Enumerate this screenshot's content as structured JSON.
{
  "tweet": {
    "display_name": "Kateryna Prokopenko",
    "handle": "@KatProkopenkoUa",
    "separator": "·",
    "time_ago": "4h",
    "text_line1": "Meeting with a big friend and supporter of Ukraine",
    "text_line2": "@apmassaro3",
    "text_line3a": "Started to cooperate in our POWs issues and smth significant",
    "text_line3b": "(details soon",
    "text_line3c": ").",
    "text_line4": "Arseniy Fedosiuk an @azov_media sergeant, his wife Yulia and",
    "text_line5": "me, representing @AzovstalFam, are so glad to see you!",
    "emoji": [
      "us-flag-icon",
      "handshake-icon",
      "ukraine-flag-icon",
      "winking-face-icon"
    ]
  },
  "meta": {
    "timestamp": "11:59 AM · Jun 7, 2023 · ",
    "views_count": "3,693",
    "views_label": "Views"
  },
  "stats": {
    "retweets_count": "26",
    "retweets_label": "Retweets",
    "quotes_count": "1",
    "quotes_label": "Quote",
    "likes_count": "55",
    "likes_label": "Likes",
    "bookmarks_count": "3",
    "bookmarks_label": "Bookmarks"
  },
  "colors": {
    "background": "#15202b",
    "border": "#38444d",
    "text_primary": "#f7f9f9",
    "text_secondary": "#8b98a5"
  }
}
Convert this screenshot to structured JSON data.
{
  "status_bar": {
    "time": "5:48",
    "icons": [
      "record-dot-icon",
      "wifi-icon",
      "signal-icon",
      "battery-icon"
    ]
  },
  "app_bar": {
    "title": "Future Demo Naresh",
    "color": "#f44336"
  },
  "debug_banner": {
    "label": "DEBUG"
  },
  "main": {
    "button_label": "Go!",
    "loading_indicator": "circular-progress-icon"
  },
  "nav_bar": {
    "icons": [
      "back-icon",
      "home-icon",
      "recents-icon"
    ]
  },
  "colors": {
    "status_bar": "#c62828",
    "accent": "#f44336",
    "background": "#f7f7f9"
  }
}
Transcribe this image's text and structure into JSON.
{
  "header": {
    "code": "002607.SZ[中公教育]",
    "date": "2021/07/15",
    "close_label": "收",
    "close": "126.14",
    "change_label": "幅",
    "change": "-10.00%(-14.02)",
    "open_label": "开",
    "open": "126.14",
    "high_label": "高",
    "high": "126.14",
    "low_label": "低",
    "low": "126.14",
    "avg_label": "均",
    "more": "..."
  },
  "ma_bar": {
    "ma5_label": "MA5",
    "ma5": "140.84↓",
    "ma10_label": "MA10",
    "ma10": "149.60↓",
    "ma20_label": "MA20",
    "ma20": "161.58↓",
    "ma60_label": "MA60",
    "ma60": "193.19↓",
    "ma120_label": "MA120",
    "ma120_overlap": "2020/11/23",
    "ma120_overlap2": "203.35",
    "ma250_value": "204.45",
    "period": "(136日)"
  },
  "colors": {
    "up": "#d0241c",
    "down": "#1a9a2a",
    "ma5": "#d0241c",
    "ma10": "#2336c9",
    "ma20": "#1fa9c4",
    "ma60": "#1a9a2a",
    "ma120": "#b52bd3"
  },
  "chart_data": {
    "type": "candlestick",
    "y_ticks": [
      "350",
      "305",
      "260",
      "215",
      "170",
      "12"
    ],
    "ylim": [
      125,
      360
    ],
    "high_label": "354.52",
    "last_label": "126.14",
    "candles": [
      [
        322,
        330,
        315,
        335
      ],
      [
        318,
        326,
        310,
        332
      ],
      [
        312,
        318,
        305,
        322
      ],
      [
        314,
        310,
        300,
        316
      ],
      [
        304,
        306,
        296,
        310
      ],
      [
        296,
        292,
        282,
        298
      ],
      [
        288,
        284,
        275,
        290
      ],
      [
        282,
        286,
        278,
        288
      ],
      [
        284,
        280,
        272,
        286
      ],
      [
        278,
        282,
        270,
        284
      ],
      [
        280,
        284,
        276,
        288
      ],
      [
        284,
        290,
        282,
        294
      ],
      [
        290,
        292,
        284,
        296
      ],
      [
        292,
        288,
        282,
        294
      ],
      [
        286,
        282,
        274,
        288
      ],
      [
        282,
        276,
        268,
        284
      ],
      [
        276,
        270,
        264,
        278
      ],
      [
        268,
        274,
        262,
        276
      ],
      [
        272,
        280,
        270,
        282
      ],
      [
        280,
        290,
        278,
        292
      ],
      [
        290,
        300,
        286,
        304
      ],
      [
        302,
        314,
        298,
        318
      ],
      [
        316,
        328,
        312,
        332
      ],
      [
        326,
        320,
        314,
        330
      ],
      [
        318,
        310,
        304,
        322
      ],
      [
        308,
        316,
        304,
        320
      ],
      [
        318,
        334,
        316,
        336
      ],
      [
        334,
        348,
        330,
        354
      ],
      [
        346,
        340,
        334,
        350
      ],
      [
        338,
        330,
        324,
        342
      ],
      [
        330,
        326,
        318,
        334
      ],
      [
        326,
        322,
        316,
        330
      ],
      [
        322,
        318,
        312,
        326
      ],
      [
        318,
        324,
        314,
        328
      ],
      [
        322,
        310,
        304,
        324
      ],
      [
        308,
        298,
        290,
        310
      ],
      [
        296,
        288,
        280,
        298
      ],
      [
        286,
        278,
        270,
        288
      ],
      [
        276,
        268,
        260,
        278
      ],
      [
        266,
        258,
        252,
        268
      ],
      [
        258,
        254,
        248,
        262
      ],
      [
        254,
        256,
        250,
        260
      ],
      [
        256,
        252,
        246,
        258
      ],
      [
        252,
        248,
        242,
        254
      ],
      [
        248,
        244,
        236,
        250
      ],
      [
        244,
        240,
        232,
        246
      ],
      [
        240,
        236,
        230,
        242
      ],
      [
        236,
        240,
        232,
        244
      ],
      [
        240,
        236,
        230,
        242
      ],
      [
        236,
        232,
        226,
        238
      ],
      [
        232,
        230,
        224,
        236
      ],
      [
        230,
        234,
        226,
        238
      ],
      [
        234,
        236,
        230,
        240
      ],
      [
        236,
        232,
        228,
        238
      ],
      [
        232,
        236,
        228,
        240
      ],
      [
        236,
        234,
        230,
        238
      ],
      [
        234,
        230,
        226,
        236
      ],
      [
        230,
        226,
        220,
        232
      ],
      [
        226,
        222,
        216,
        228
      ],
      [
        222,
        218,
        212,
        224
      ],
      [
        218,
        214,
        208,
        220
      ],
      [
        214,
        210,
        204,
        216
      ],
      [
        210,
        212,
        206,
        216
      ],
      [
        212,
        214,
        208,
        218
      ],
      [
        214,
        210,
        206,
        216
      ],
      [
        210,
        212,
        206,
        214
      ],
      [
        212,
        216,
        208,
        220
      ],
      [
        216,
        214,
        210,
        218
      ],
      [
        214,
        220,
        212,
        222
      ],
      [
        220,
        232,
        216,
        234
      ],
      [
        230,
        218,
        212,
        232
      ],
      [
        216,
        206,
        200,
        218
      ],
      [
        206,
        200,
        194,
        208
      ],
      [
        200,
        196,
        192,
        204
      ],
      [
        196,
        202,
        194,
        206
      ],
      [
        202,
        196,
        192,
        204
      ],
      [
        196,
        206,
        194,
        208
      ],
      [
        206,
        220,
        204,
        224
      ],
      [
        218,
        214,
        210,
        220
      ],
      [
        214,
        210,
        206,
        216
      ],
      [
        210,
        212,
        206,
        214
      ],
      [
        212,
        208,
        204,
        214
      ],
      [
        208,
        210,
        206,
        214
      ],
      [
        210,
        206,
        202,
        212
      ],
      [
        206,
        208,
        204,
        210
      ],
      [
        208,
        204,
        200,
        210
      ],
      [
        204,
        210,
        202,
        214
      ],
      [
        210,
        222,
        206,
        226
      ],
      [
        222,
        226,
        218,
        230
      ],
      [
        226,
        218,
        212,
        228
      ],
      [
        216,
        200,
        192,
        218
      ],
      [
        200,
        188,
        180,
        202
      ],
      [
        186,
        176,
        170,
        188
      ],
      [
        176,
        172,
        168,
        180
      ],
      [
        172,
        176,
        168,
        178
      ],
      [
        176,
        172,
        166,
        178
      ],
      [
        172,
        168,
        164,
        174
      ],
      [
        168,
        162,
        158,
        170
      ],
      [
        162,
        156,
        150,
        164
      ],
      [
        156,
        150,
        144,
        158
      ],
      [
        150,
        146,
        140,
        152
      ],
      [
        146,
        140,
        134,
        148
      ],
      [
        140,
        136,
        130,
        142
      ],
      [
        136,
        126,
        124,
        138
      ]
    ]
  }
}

» Short task:
Of the lines above, how many include the word "background"? Reply with the number alone.

» The response:
2